• **DIRECTIVE**:
Gather all lines from the material that contain the word "object".

• **DATA FOR PROCESSING**:
(begin)
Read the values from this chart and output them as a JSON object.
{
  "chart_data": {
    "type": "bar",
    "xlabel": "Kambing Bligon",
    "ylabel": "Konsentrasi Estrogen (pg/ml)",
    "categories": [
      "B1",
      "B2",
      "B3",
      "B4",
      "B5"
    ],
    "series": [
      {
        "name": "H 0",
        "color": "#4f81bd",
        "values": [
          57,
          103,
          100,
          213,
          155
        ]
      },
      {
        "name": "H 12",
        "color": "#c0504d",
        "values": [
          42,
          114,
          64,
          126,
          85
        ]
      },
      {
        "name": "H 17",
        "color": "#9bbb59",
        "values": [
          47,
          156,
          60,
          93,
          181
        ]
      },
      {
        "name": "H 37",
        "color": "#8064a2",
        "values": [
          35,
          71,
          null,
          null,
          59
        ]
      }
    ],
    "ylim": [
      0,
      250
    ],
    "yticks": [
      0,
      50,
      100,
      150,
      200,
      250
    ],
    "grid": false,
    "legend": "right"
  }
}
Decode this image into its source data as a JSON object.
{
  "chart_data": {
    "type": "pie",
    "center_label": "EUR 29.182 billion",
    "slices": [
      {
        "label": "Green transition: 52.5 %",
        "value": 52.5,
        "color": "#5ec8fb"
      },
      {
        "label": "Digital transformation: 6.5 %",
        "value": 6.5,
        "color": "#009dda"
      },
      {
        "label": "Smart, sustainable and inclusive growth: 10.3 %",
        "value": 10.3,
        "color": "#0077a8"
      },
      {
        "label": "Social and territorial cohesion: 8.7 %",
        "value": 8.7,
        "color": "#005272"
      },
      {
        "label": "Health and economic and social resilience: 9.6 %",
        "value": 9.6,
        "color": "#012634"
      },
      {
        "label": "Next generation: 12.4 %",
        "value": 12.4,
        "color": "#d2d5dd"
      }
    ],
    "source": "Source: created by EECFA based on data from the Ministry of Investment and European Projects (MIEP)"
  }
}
(end)
• **RESPONSE FOR THIS EXERCISE**:
Read the values from this chart and output them as a JSON object.
Decode this image into its source data as a JSON object.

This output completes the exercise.